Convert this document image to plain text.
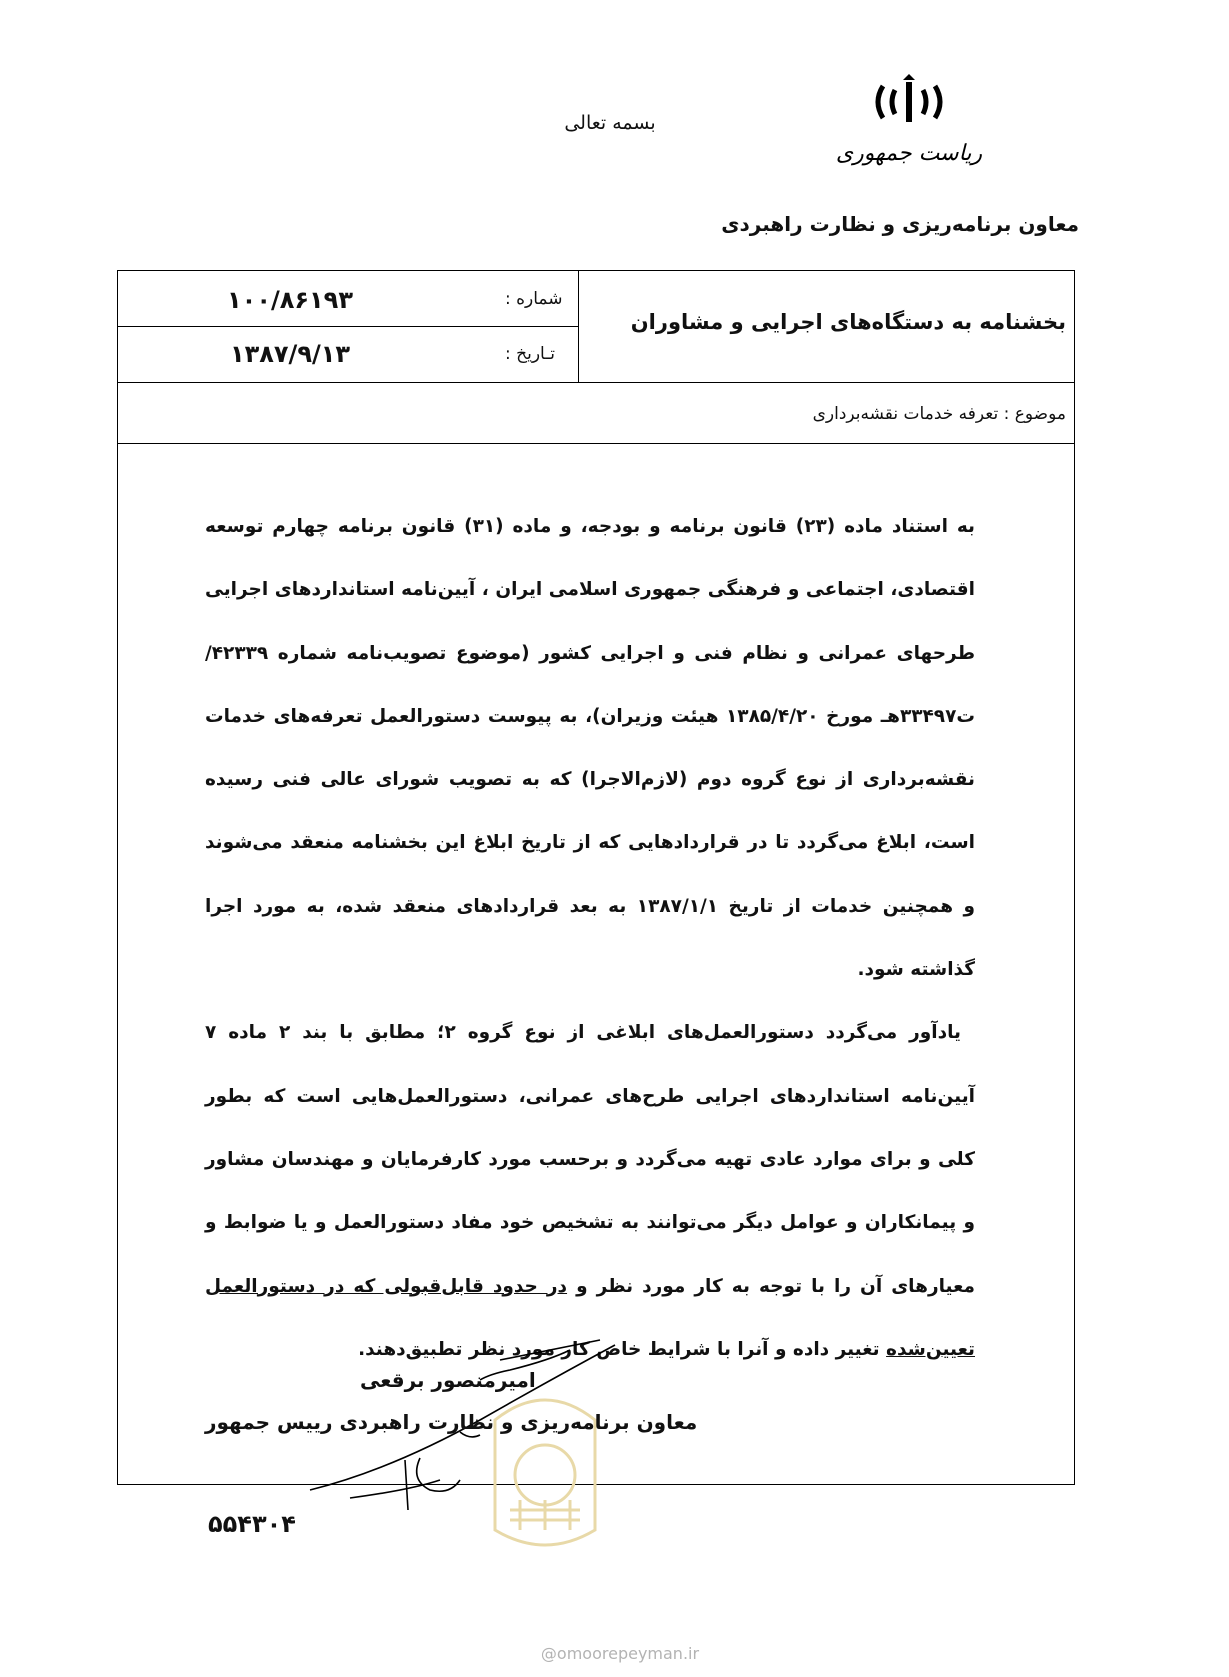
بسمه تعالی
ریاست جمهوری
معاون برنامه‌ریزی و نظارت راهبردی
بخشنامه به دستگاه‌های اجرایی و مشاوران
شماره :
۱۰۰/۸۶۱۹۳
تـاریخ :
۱۳۸۷/۹/۱۳
موضوع : تعرفه خدمات نقشه‌برداری

به استناد ماده (۲۳) قانون برنامه و بودجه، و ماده (۳۱) قانون برنامه چهارم توسعه اقتصادی، اجتماعی و فرهنگی جمهوری اسلامی ایران ، آیین‌نامه استانداردهای اجرایی طرحهای عمرانی و نظام فنی و اجرایی کشور (موضوع تصویب‌نامه شماره ۴۲۳۳۹/ت۳۳۴۹۷هـ مورخ ۱۳۸۵/۴/۲۰ هیئت وزیران)، به پیوست دستورالعمل تعرفه‌های خدمات نقشه‌برداری از نوع گروه دوم (لازم‌الاجرا) که به تصویب شورای عالی فنی رسیده است، ابلاغ می‌گردد تا در قراردادهایی که از تاریخ ابلاغ این بخشنامه منعقد می‌شوند و همچنین خدمات از تاریخ ۱۳۸۷/۱/۱ به بعد قراردادهای منعقد شده، به مورد اجرا گذاشته شود.

یادآور می‌گردد دستورالعمل‌های ابلاغی از نوع گروه ۲؛ مطابق با بند ۲ ماده ۷ آیین‌نامه استانداردهای اجرایی طرح‌های عمرانی، دستورالعمل‌هایی است که بطور کلی و برای موارد عادی تهیه می‌گردد و برحسب مورد کارفرمایان و مهندسان مشاور و پیمانکاران و عوامل دیگر می‌توانند به تشخیص خود مفاد دستورالعمل و یا ضوابط و معیارهای آن را با توجه به کار مورد نظر و در حدود قابل‌قبولی که در دستورالعمل تعیین‌شده تغییر داده و آنرا با شرایط خاص کار مورد نظر تطبیق‌دهند.

امیرمنصور برقعی
معاون برنامه‌ریزی و نظارت راهبردی رییس جمهور
۵۵۴۳۰۴
@omoorepeyman.ir
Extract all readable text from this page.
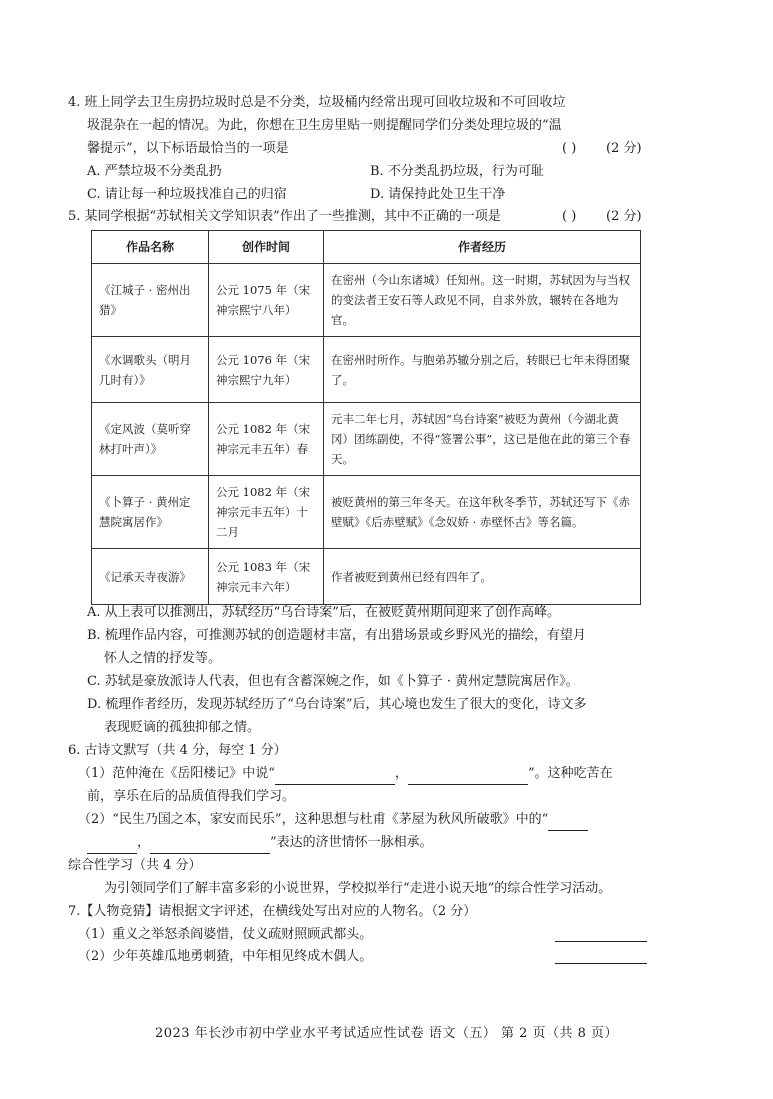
4. 班上同学去卫生房扔垃圾时总是不分类，垃圾桶内经常出现可回收垃圾和不可回收垃
圾混杂在一起的情况。为此，你想在卫生房里贴一则提醒同学们分类处理垃圾的“温
馨提示”，以下标语最恰当的一项是	( ) (2 分)
A. 严禁垃圾不分类乱扔	B. 不分类乱扔垃圾，行为可耻
C. 请让每一种垃圾找准自己的归宿	D. 请保持此处卫生干净
5. 某同学根据“苏轼相关文学知识表”作出了一些推测，其中不正确的一项是	( ) (2 分)
作品名称	创作时间	作者经历
《江城子 · 密州出猎》	公元 1075 年（宋神宗熙宁八年）	在密州（今山东诸城）任知州。这一时期，苏轼因为与当权的变法者王安石等人政见不同，自求外放，辗转在各地为官。
《水调歌头（明月几时有）》	公元 1076 年（宋神宗熙宁九年）	在密州时所作。与胞弟苏辙分别之后，转眼已七年未得团聚了。
《定风波（莫听穿林打叶声）》	公元 1082 年（宋神宗元丰五年）春	元丰二年七月，苏轼因“乌台诗案”被贬为黄州（今湖北黄冈）团练副使，不得“签署公事”，这已是他在此的第三个春天。
《卜算子 · 黄州定慧院寓居作》	公元 1082 年（宋神宗元丰五年）十二月	被贬黄州的第三年冬天。在这年秋冬季节，苏轼还写下《赤壁赋》《后赤壁赋》《念奴娇 · 赤壁怀古》等名篇。
《记承天寺夜游》	公元 1083 年（宋神宗元丰六年）	作者被贬到黄州已经有四年了。
A. 从上表可以推测出，苏轼经历“乌台诗案”后，在被贬黄州期间迎来了创作高峰。
B. 梳理作品内容，可推测苏轼的创造题材丰富，有出猎场景或乡野风光的描绘，有望月
怀人之情的抒发等。
C. 苏轼是豪放派诗人代表，但也有含蓄深婉之作，如《卜算子 · 黄州定慧院寓居作》。
D. 梳理作者经历，发现苏轼经历了“乌台诗案”后，其心境也发生了很大的变化，诗文多
表现贬谪的孤独抑郁之情。
6. 古诗文默写（共 4 分，每空 1 分）
（1）范仲淹在《岳阳楼记》中说“	，	”。这种吃苦在
前，享乐在后的品质值得我们学习。
（2）“民生乃国之本，家安而民乐”，这种思想与杜甫《茅屋为秋风所破歌》中的“
，	”表达的济世情怀一脉相承。
综合性学习（共 4 分）
为引领同学们了解丰富多彩的小说世界，学校拟举行“走进小说天地”的综合性学习活动。
7.【人物竞猜】请根据文字评述，在横线处写出对应的人物名。（2 分）
（1）重义之举怒杀阎婆惜，仗义疏财照顾武都头。
（2）少年英雄瓜地勇刺猹，中年相见终成木偶人。
2023 年长沙市初中学业水平考试适应性试卷 语文（五） 第 2 页（共 8 页）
•••••
◆ Required work
Each line in the data that holds the string "黄州定慧院寓居作" should be found and copied.

◆ Answer to the problem
《卜算子 · 黄州定慧院寓居作》	公元 1082 年（宋神宗元丰五年）十二月	被贬黄州的第三年冬天。在这年秋冬季节，苏轼还写下《赤壁赋》《后赤壁赋》《念奴娇 · 赤壁怀古》等名篇。
C. 苏轼是豪放派诗人代表，但也有含蓄深婉之作，如《卜算子 · 黄州定慧院寓居作》。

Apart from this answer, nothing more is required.